▸ **Given exercise**:
Make an exact copy of all the entries, but do not reproduce the pictures.

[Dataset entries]
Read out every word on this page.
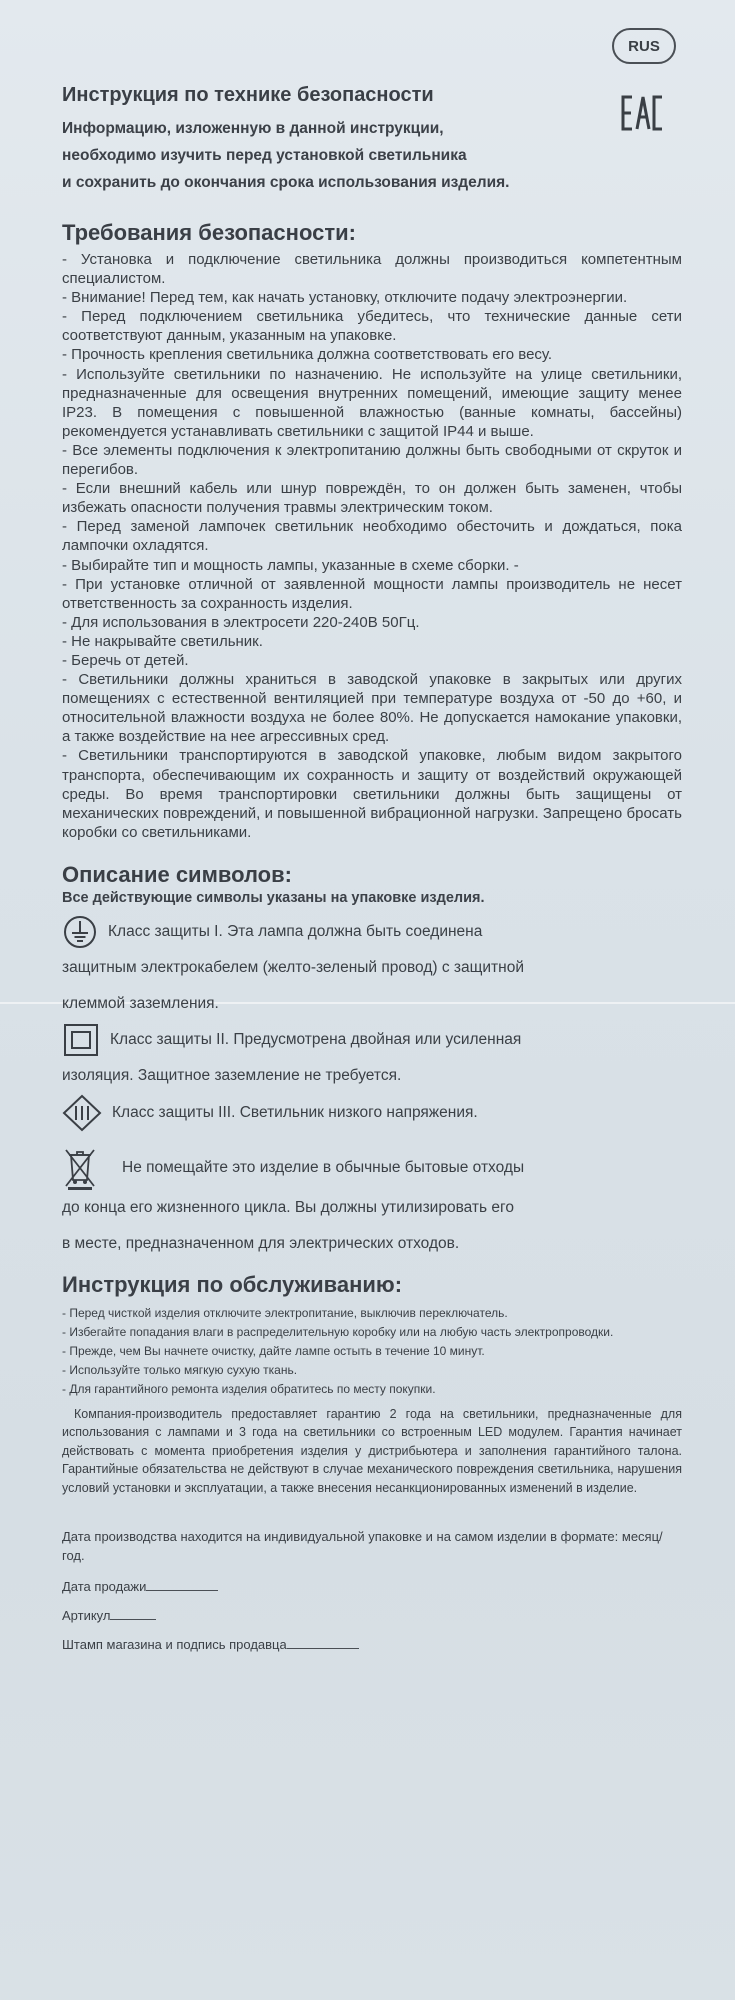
RUS
Инструкция по технике безопасности

Информацию, изложенную в данной инструкции,

необходимо изучить перед установкой светильника

и сохранить до окончания срока использования изделия.

Требования безопасности:

- Установка и подключение светильника должны производиться компетентным специалистом.

- Внимание! Перед тем, как начать установку, отключите подачу электроэнергии.

- Перед подключением светильника убедитесь, что технические данные сети соответствуют данным, указанным на упаковке.

- Прочность крепления светильника должна соответствовать его весу.

- Используйте светильники по назначению. Не используйте на улице светильники, предназначенные для освещения внутренних помещений, имеющие защиту менее IP23. В помещения с повышенной влажностью (ванные комнаты, бассейны) рекомендуется устанавливать светильники с защитой IP44 и выше.

- Все элементы подключения к электропитанию должны быть свободными от скруток и перегибов.

- Если внешний кабель или шнур повреждён, то он должен быть заменен, чтобы избежать опасности получения травмы электрическим током.

- Перед заменой лампочек светильник необходимо обесточить и дождаться, пока лампочки охладятся.

- Выбирайте тип и мощность лампы, указанные в схеме сборки. -

- При установке отличной от заявленной мощности лампы производитель не несет ответственность за сохранность изделия.

- Для использования в электросети 220-240В 50Гц.

- Не накрывайте светильник.

- Беречь от детей.

- Светильники должны храниться в заводской упаковке в закрытых или других помещениях с естественной вентиляцией при температуре воздуха от -50 до +60, и относительной влажности воздуха не более 80%. Не допускается намокание упаковки, а также воздействие на нее агрессивных сред.

- Светильники транспортируются в заводской упаковке, любым видом закрытого транспорта, обеспечивающим их сохранность и защиту от воздействий окружающей среды. Во время транспортировки светильники должны быть защищены от механических повреждений, и повышенной вибрационной нагрузки. Запрещено бросать коробки со светильниками.

Описание символов:
Все действующие символы указаны на упаковке изделия.
Класс защиты I. Эта лампа должна быть соединена
защитным электрокабелем (желто-зеленый провод) с защитной
клеммой заземления.
Класс защиты II. Предусмотрена двойная или усиленная
изоляция. Защитное заземление не требуется.
Класс защиты III. Светильник низкого напряжения.
Не помещайте это изделие в обычные бытовые отходы
до конца его жизненного цикла. Вы должны утилизировать его
в месте, предназначенном для электрических отходов.
Инструкция по обслуживанию:

- Перед чисткой изделия отключите электропитание, выключив переключатель.

- Избегайте попадания влаги в распределительную коробку или на любую часть электропроводки.

- Прежде, чем Вы начнете очистку, дайте лампе остыть в течение 10 минут.

- Используйте только мягкую сухую ткань.

- Для гарантийного ремонта изделия обратитесь по месту покупки.

Компания-производитель предоставляет гарантию 2 года на светильники, предназначенные для использования с лампами и 3 года на светильники со встроенным LED модулем. Гарантия начинает действовать с момента приобретения изделия у дистрибьютера и заполнения гарантийного талона. Гарантийные обязательства не действуют в случае механического повреждения светильника, нарушения условий установки и эксплуатации, а также внесения несанкционированных изменений в изделие.

Дата производства находится на индивидуальной упаковке и на самом изделии в формате: месяц/год.

Дата продажи
Артикул
Штамп магазина и подпись продавца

▸ **Full answer**:
Read out every word on this page.
RUS
Инструкция по технике безопасности

Информацию, изложенную в данной инструкции,

необходимо изучить перед установкой светильника

и сохранить до окончания срока использования изделия.

Требования безопасности:

- Установка и подключение светильника должны производиться компетентным специалистом.

- Внимание! Перед тем, как начать установку, отключите подачу электроэнергии.

- Перед подключением светильника убедитесь, что технические данные сети соответствуют данным, указанным на упаковке.

- Прочность крепления светильника должна соответствовать его весу.

- Используйте светильники по назначению. Не используйте на улице светильники, предназначенные для освещения внутренних помещений, имеющие защиту менее IP23. В помещения с повышенной влажностью (ванные комнаты, бассейны) рекомендуется устанавливать светильники с защитой IP44 и выше.

- Все элементы подключения к электропитанию должны быть свободными от скруток и перегибов.

- Если внешний кабель или шнур повреждён, то он должен быть заменен, чтобы избежать опасности получения травмы электрическим током.

- Перед заменой лампочек светильник необходимо обесточить и дождаться, пока лампочки охладятся.

- Выбирайте тип и мощность лампы, указанные в схеме сборки. -

- При установке отличной от заявленной мощности лампы производитель не несет ответственность за сохранность изделия.

- Для использования в электросети 220-240В 50Гц.

- Не накрывайте светильник.

- Беречь от детей.

- Светильники должны храниться в заводской упаковке в закрытых или других помещениях с естественной вентиляцией при температуре воздуха от -50 до +60, и относительной влажности воздуха не более 80%. Не допускается намокание упаковки, а также воздействие на нее агрессивных сред.

- Светильники транспортируются в заводской упаковке, любым видом закрытого транспорта, обеспечивающим их сохранность и защиту от воздействий окружающей среды. Во время транспортировки светильники должны быть защищены от механических повреждений, и повышенной вибрационной нагрузки. Запрещено бросать коробки со светильниками.

Описание символов:
Все действующие символы указаны на упаковке изделия.
Класс защиты I. Эта лампа должна быть соединена
защитным электрокабелем (желто-зеленый провод) с защитной
клеммой заземления.
Класс защиты II. Предусмотрена двойная или усиленная
изоляция. Защитное заземление не требуется.
Класс защиты III. Светильник низкого напряжения.
Не помещайте это изделие в обычные бытовые отходы
до конца его жизненного цикла. Вы должны утилизировать его
в месте, предназначенном для электрических отходов.
Инструкция по обслуживанию:

- Перед чисткой изделия отключите электропитание, выключив переключатель.

- Избегайте попадания влаги в распределительную коробку или на любую часть электропроводки.

- Прежде, чем Вы начнете очистку, дайте лампе остыть в течение 10 минут.

- Используйте только мягкую сухую ткань.

- Для гарантийного ремонта изделия обратитесь по месту покупки.

Компания-производитель предоставляет гарантию 2 года на светильники, предназначенные для использования с лампами и 3 года на светильники со встроенным LED модулем. Гарантия начинает действовать с момента приобретения изделия у дистрибьютера и заполнения гарантийного талона. Гарантийные обязательства не действуют в случае механического повреждения светильника, нарушения условий установки и эксплуатации, а также внесения несанкционированных изменений в изделие.

Дата производства находится на индивидуальной упаковке и на самом изделии в формате: месяц/год.

Дата продажи
Артикул
Штамп магазина и подпись продавца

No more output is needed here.